━━━━━ Data lines

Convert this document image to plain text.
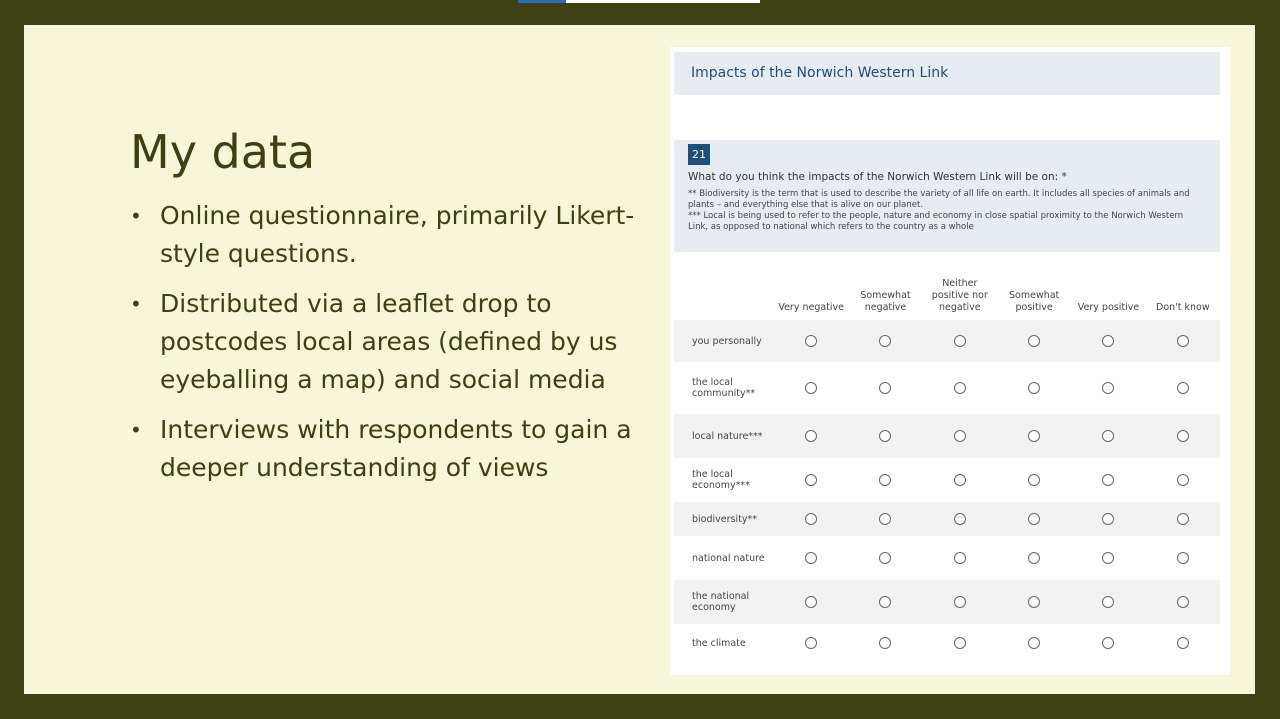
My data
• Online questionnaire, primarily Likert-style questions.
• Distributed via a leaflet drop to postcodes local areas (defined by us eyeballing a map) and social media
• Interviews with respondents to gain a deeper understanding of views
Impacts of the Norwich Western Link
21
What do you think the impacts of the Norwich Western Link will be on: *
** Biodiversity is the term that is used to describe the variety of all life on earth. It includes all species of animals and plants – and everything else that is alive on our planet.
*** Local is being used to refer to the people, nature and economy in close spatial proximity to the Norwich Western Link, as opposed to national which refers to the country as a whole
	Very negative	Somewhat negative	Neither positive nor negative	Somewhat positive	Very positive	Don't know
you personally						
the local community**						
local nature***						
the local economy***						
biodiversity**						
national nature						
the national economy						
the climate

━━━━━━━━━━
━━━━━ Data lines

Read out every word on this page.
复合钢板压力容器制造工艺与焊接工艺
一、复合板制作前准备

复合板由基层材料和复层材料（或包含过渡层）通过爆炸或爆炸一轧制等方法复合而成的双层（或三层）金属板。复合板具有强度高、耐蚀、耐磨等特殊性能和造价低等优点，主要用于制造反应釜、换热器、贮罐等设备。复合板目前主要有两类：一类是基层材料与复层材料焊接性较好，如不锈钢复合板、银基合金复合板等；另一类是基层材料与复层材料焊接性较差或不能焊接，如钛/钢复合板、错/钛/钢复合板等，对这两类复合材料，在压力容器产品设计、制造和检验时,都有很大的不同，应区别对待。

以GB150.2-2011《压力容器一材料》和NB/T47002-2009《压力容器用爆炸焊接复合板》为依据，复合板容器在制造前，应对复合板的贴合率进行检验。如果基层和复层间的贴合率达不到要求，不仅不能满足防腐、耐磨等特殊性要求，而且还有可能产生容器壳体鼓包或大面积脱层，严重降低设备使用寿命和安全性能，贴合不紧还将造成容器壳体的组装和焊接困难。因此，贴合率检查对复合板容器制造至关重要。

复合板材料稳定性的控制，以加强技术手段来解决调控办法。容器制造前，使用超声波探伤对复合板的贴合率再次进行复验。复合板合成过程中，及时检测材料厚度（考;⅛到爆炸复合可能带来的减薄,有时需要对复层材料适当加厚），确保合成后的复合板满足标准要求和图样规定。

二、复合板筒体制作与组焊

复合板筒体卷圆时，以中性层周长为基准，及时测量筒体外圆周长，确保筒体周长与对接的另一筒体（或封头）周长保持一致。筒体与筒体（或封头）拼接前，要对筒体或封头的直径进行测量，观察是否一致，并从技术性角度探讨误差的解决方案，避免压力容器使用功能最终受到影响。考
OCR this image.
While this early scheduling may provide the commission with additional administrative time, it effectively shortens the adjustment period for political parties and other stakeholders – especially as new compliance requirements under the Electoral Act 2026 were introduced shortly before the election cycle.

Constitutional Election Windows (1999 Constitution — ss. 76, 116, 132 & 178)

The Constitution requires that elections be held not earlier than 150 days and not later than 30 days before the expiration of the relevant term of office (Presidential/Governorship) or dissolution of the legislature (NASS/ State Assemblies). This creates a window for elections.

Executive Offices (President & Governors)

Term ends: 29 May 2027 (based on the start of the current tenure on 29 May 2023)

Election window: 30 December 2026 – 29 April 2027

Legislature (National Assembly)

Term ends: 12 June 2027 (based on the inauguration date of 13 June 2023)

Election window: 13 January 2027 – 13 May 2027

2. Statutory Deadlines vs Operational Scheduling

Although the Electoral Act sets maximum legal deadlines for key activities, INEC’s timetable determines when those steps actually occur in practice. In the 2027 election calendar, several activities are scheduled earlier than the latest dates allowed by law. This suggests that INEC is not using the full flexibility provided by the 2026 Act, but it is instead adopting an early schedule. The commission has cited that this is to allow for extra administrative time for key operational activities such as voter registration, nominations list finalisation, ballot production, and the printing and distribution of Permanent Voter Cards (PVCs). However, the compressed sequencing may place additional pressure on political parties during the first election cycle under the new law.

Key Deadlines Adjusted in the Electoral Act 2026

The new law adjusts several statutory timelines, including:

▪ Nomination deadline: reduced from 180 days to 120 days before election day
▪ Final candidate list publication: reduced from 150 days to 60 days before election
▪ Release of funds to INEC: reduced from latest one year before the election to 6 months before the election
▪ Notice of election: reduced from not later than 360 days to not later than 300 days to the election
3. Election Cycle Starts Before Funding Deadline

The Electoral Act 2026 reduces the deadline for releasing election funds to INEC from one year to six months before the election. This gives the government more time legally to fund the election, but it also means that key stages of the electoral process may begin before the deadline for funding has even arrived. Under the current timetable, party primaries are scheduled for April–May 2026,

━━━━━━━━━━

*Problem to solve*
Using the entries above, return each line that includes the word "ends".

*Result below*
Term ends: 29 May 2027 (based on the start of the current tenure on 29 May 2023)
Term ends: 12 June 2027 (based on the inauguration date of 13 June 2023)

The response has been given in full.